■ **Stated task**:
The records below must be written out exactly, with every picture left behind.
--- Begin Data ---
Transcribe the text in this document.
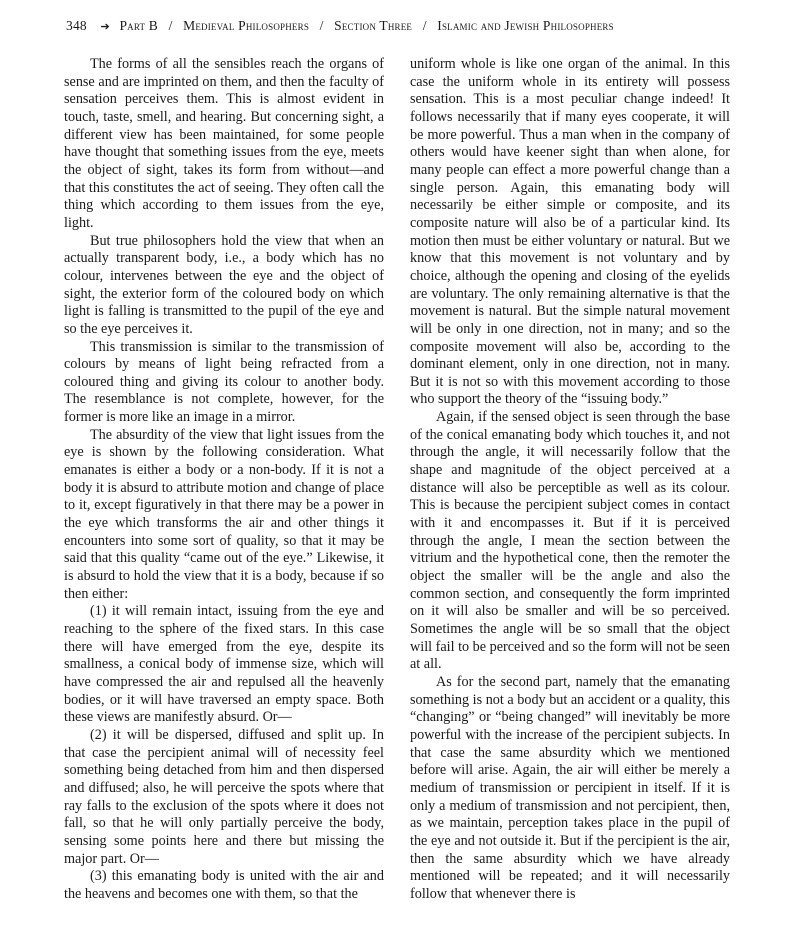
348 ➔ Part B / Medieval Philosophers / Section Three / Islamic and Jewish Philosophers

The forms of all the sensibles reach the organs of sense and are imprinted on them, and then the faculty of sensation perceives them. This is almost evident in touch, taste, smell, and hearing. But concerning sight, a different view has been maintained, for some people have thought that something issues from the eye, meets the object of sight, takes its form from without—and that this constitutes the act of seeing. They often call the thing which according to them issues from the eye, light.

But true philosophers hold the view that when an actually transparent body, i.e., a body which has no colour, intervenes between the eye and the object of sight, the exterior form of the coloured body on which light is falling is transmitted to the pupil of the eye and so the eye perceives it.

This transmission is similar to the transmission of colours by means of light being refracted from a coloured thing and giving its colour to another body. The resemblance is not complete, however, for the former is more like an image in a mirror.

The absurdity of the view that light issues from the eye is shown by the following consideration. What emanates is either a body or a non-body. If it is not a body it is absurd to attribute motion and change of place to it, except figuratively in that there may be a power in the eye which transforms the air and other things it encounters into some sort of quality, so that it may be said that this quality “came out of the eye.” Likewise, it is absurd to hold the view that it is a body, because if so then either:

(1) it will remain intact, issuing from the eye and reaching to the sphere of the fixed stars. In this case there will have emerged from the eye, despite its smallness, a conical body of immense size, which will have compressed the air and repulsed all the heavenly bodies, or it will have traversed an empty space. Both these views are manifestly absurd. Or—

(2) it will be dispersed, diffused and split up. In that case the percipient animal will of necessity feel something being detached from him and then dispersed and diffused; also, he will perceive the spots where that ray falls to the exclusion of the spots where it does not fall, so that he will only partially perceive the body, sensing some points here and there but missing the major part. Or—

(3) this emanating body is united with the air and the heavens and becomes one with them, so that the

uniform whole is like one organ of the animal. In this case the uniform whole in its entirety will possess sensation. This is a most peculiar change indeed! It follows necessarily that if many eyes cooperate, it will be more powerful. Thus a man when in the company of others would have keener sight than when alone, for many people can effect a more powerful change than a single person. Again, this emanating body will necessarily be either simple or composite, and its composite nature will also be of a particular kind. Its motion then must be either voluntary or natural. But we know that this movement is not voluntary and by choice, although the opening and closing of the eyelids are voluntary. The only remaining alternative is that the movement is natural. But the simple natural movement will be only in one direction, not in many; and so the composite movement will also be, according to the dominant element, only in one direction, not in many. But it is not so with this movement according to those who support the theory of the “issuing body.”

Again, if the sensed object is seen through the base of the conical emanating body which touches it, and not through the angle, it will necessarily follow that the shape and magnitude of the object perceived at a distance will also be perceptible as well as its colour. This is because the percipient subject comes in contact with it and encompasses it. But if it is perceived through the angle, I mean the section between the vitrium and the hypothetical cone, then the remoter the object the smaller will be the angle and also the common section, and consequently the form imprinted on it will also be smaller and will be so perceived. Sometimes the angle will be so small that the object will fail to be perceived and so the form will not be seen at all.

As for the second part, namely that the emanating something is not a body but an accident or a quality, this “changing” or “being changed” will inevitably be more powerful with the increase of the percipient subjects. In that case the same absurdity which we mentioned before will arise. Again, the air will either be merely a medium of transmission or percipient in itself. If it is only a medium of transmission and not percipient, then, as we maintain, perception takes place in the pupil of the eye and not outside it. But if the percipient is the air, then the same absurdity which we have already mentioned will be repeated; and it will necessarily follow that whenever there is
--- End Data ---
■ **The solution**:
Transcribe the text in this document.
348 ➔ Part B / Medieval Philosophers / Section Three / Islamic and Jewish Philosophers

The forms of all the sensibles reach the organs of sense and are imprinted on them, and then the faculty of sensation perceives them. This is almost evident in touch, taste, smell, and hearing. But concerning sight, a different view has been maintained, for some people have thought that something issues from the eye, meets the object of sight, takes its form from without—and that this constitutes the act of seeing. They often call the thing which according to them issues from the eye, light.

But true philosophers hold the view that when an actually transparent body, i.e., a body which has no colour, intervenes between the eye and the object of sight, the exterior form of the coloured body on which light is falling is transmitted to the pupil of the eye and so the eye perceives it.

This transmission is similar to the transmission of colours by means of light being refracted from a coloured thing and giving its colour to another body. The resemblance is not complete, however, for the former is more like an image in a mirror.

The absurdity of the view that light issues from the eye is shown by the following consideration. What emanates is either a body or a non-body. If it is not a body it is absurd to attribute motion and change of place to it, except figuratively in that there may be a power in the eye which transforms the air and other things it encounters into some sort of quality, so that it may be said that this quality “came out of the eye.” Likewise, it is absurd to hold the view that it is a body, because if so then either:

(1) it will remain intact, issuing from the eye and reaching to the sphere of the fixed stars. In this case there will have emerged from the eye, despite its smallness, a conical body of immense size, which will have compressed the air and repulsed all the heavenly bodies, or it will have traversed an empty space. Both these views are manifestly absurd. Or—

(2) it will be dispersed, diffused and split up. In that case the percipient animal will of necessity feel something being detached from him and then dispersed and diffused; also, he will perceive the spots where that ray falls to the exclusion of the spots where it does not fall, so that he will only partially perceive the body, sensing some points here and there but missing the major part. Or—

(3) this emanating body is united with the air and the heavens and becomes one with them, so that the

uniform whole is like one organ of the animal. In this case the uniform whole in its entirety will possess sensation. This is a most peculiar change indeed! It follows necessarily that if many eyes cooperate, it will be more powerful. Thus a man when in the company of others would have keener sight than when alone, for many people can effect a more powerful change than a single person. Again, this emanating body will necessarily be either simple or composite, and its composite nature will also be of a particular kind. Its motion then must be either voluntary or natural. But we know that this movement is not voluntary and by choice, although the opening and closing of the eyelids are voluntary. The only remaining alternative is that the movement is natural. But the simple natural movement will be only in one direction, not in many; and so the composite movement will also be, according to the dominant element, only in one direction, not in many. But it is not so with this movement according to those who support the theory of the “issuing body.”

Again, if the sensed object is seen through the base of the conical emanating body which touches it, and not through the angle, it will necessarily follow that the shape and magnitude of the object perceived at a distance will also be perceptible as well as its colour. This is because the percipient subject comes in contact with it and encompasses it. But if it is perceived through the angle, I mean the section between the vitrium and the hypothetical cone, then the remoter the object the smaller will be the angle and also the common section, and consequently the form imprinted on it will also be smaller and will be so perceived. Sometimes the angle will be so small that the object will fail to be perceived and so the form will not be seen at all.

As for the second part, namely that the emanating something is not a body but an accident or a quality, this “changing” or “being changed” will inevitably be more powerful with the increase of the percipient subjects. In that case the same absurdity which we mentioned before will arise. Again, the air will either be merely a medium of transmission or percipient in itself. If it is only a medium of transmission and not percipient, then, as we maintain, perception takes place in the pupil of the eye and not outside it. But if the percipient is the air, then the same absurdity which we have already mentioned will be repeated; and it will necessarily follow that whenever there is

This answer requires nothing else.